(Stored data entries)

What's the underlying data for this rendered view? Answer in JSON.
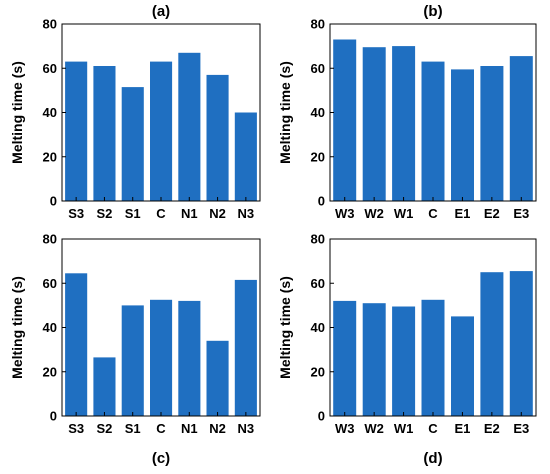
{
  "colors": {
    "bar": "#1f6fc1",
    "axis": "#000000"
  },
  "chart_data": [
    {
      "panel": "(a)",
      "type": "bar",
      "categories": [
        "S3",
        "S2",
        "S1",
        "C",
        "N1",
        "N2",
        "N3"
      ],
      "values": [
        63,
        61,
        51.5,
        63,
        67,
        57,
        40
      ],
      "ylabel": "Melting time (s)",
      "ylim": [
        0,
        80
      ],
      "yticks": [
        0,
        20,
        40,
        60,
        80
      ],
      "grid": false
    },
    {
      "panel": "(b)",
      "type": "bar",
      "categories": [
        "W3",
        "W2",
        "W1",
        "C",
        "E1",
        "E2",
        "E3"
      ],
      "values": [
        73,
        69.5,
        70,
        63,
        59.5,
        61,
        65.5
      ],
      "ylabel": "Melting time (s)",
      "ylim": [
        0,
        80
      ],
      "yticks": [
        0,
        20,
        40,
        60,
        80
      ],
      "grid": false
    },
    {
      "panel": "(c)",
      "type": "bar",
      "categories": [
        "S3",
        "S2",
        "S1",
        "C",
        "N1",
        "N2",
        "N3"
      ],
      "values": [
        64.5,
        26.5,
        50,
        52.5,
        52,
        34,
        61.5
      ],
      "ylabel": "Melting time (s)",
      "ylim": [
        0,
        80
      ],
      "yticks": [
        0,
        20,
        40,
        60,
        80
      ],
      "grid": false
    },
    {
      "panel": "(d)",
      "type": "bar",
      "categories": [
        "W3",
        "W2",
        "W1",
        "C",
        "E1",
        "E2",
        "E3"
      ],
      "values": [
        52,
        51,
        49.5,
        52.5,
        45,
        65,
        65.5
      ],
      "ylabel": "Melting time (s)",
      "ylim": [
        0,
        80
      ],
      "yticks": [
        0,
        20,
        40,
        60,
        80
      ],
      "grid": false
    }
  ]
}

Description of the task:
Write out all the records again, exactly, minus any pictures.

Answer:
What's the underlying data for this rendered view? Answer in JSON.
{
  "colors": {
    "bar": "#1f6fc1",
    "axis": "#000000"
  },
  "chart_data": [
    {
      "panel": "(a)",
      "type": "bar",
      "categories": [
        "S3",
        "S2",
        "S1",
        "C",
        "N1",
        "N2",
        "N3"
      ],
      "values": [
        63,
        61,
        51.5,
        63,
        67,
        57,
        40
      ],
      "ylabel": "Melting time (s)",
      "ylim": [
        0,
        80
      ],
      "yticks": [
        0,
        20,
        40,
        60,
        80
      ],
      "grid": false
    },
    {
      "panel": "(b)",
      "type": "bar",
      "categories": [
        "W3",
        "W2",
        "W1",
        "C",
        "E1",
        "E2",
        "E3"
      ],
      "values": [
        73,
        69.5,
        70,
        63,
        59.5,
        61,
        65.5
      ],
      "ylabel": "Melting time (s)",
      "ylim": [
        0,
        80
      ],
      "yticks": [
        0,
        20,
        40,
        60,
        80
      ],
      "grid": false
    },
    {
      "panel": "(c)",
      "type": "bar",
      "categories": [
        "S3",
        "S2",
        "S1",
        "C",
        "N1",
        "N2",
        "N3"
      ],
      "values": [
        64.5,
        26.5,
        50,
        52.5,
        52,
        34,
        61.5
      ],
      "ylabel": "Melting time (s)",
      "ylim": [
        0,
        80
      ],
      "yticks": [
        0,
        20,
        40,
        60,
        80
      ],
      "grid": false
    },
    {
      "panel": "(d)",
      "type": "bar",
      "categories": [
        "W3",
        "W2",
        "W1",
        "C",
        "E1",
        "E2",
        "E3"
      ],
      "values": [
        52,
        51,
        49.5,
        52.5,
        45,
        65,
        65.5
      ],
      "ylabel": "Melting time (s)",
      "ylim": [
        0,
        80
      ],
      "yticks": [
        0,
        20,
        40,
        60,
        80
      ],
      "grid": false
    }
  ]
}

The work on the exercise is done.